>>>>

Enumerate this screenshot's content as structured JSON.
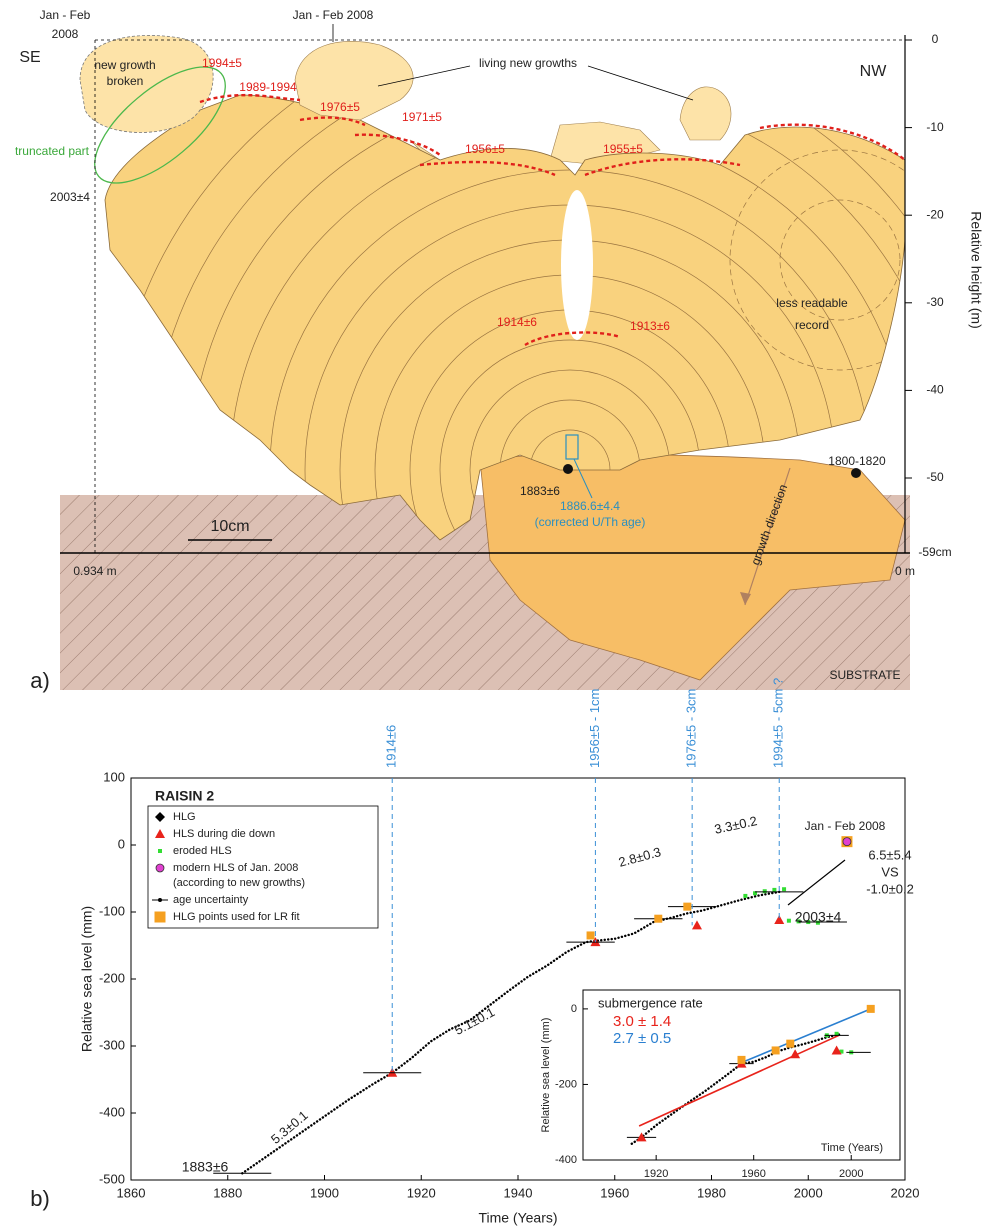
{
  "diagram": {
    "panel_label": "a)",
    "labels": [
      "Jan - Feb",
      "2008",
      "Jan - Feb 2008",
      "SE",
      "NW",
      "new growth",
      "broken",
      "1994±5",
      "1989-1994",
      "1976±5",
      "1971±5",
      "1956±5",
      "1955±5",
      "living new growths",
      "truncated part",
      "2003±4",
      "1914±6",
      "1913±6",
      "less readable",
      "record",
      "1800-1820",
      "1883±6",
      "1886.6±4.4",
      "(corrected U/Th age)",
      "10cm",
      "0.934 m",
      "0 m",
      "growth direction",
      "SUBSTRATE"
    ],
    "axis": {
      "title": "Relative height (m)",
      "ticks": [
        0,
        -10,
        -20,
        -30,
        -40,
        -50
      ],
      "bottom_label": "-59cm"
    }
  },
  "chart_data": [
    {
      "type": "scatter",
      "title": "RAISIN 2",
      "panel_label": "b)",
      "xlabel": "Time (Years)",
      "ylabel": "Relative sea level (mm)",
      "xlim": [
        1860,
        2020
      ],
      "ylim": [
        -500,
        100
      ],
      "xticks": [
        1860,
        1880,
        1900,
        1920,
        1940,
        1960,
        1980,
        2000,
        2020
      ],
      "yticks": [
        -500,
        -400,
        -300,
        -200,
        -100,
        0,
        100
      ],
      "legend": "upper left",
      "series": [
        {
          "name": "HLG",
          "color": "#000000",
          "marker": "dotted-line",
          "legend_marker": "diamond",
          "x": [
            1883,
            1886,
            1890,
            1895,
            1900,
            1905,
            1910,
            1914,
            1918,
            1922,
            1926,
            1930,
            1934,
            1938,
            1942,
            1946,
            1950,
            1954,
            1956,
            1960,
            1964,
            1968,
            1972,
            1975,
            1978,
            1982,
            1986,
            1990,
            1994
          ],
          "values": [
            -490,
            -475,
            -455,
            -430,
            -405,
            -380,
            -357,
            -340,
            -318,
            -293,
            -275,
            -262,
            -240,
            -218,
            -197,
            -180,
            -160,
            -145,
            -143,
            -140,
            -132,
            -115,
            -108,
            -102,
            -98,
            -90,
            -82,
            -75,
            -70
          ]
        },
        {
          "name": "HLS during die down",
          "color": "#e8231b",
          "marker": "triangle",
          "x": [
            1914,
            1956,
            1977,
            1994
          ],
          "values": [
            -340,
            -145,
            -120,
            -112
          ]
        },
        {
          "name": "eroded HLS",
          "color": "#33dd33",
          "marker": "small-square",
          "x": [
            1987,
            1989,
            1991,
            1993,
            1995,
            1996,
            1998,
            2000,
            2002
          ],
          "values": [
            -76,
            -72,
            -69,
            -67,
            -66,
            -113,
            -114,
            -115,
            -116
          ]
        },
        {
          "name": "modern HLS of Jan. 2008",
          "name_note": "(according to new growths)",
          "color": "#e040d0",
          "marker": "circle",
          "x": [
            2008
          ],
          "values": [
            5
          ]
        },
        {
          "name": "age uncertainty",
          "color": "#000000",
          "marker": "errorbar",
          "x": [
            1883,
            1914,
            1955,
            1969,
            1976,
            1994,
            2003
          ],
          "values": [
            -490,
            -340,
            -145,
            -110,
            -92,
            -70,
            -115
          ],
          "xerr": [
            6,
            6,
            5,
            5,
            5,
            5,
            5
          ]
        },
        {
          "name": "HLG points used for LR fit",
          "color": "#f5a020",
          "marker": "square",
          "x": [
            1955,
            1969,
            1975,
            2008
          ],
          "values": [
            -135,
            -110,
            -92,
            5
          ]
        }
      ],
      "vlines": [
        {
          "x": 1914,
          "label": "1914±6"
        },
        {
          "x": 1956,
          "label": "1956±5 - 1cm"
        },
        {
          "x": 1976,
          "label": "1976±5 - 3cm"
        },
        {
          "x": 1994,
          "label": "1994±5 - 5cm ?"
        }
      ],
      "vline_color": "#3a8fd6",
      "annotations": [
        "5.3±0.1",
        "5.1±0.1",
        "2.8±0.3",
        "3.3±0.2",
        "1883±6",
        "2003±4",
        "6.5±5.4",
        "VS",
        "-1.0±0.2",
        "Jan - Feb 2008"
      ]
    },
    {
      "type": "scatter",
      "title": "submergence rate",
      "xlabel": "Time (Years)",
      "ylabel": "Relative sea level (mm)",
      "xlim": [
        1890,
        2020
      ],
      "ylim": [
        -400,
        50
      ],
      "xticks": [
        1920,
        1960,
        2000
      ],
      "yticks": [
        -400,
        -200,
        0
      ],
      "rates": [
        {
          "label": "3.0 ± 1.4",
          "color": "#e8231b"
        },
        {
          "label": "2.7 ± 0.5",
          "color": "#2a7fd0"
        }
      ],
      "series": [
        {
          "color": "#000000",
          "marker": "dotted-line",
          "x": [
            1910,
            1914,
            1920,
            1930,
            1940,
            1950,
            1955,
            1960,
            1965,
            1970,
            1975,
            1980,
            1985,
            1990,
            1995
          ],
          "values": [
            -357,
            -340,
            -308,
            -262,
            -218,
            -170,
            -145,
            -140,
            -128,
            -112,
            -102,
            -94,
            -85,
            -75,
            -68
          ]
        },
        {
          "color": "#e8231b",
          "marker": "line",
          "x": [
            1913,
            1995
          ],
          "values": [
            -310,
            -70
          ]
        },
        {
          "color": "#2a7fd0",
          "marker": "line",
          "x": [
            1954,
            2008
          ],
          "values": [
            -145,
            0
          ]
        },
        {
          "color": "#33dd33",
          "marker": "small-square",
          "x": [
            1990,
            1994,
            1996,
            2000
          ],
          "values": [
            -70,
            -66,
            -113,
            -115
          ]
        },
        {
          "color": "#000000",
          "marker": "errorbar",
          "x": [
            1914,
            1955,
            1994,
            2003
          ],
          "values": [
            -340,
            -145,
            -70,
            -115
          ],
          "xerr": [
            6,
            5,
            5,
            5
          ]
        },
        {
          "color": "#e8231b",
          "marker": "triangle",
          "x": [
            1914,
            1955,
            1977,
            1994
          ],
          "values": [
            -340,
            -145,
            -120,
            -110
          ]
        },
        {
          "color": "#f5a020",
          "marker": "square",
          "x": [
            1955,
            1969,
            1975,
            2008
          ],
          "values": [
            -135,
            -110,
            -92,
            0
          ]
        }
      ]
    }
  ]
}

<<<<
>>>>

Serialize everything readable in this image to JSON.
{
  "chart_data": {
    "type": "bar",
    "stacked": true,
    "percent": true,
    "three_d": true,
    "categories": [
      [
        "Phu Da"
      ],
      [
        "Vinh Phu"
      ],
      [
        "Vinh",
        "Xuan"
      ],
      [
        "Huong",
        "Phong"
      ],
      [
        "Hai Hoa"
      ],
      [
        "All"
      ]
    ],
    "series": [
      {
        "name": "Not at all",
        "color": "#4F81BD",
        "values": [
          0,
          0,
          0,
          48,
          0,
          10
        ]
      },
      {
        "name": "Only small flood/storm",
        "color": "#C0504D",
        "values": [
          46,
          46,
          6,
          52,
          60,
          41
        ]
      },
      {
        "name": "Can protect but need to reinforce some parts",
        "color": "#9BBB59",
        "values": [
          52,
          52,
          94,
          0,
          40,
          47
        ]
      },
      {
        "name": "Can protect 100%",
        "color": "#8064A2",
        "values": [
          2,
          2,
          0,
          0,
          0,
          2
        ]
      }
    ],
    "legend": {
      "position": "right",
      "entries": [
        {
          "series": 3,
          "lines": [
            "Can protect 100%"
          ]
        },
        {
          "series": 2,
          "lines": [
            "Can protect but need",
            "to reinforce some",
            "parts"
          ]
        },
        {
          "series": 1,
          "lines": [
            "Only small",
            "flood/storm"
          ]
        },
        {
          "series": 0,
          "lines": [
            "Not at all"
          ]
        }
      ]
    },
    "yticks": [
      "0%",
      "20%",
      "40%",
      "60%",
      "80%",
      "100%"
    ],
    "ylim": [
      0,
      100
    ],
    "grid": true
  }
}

<<<<

Task statement
Search the entries for the word "need" and copy every line that has it.

Written response
        "name": "Can protect but need to reinforce some parts",
            "Can protect but need",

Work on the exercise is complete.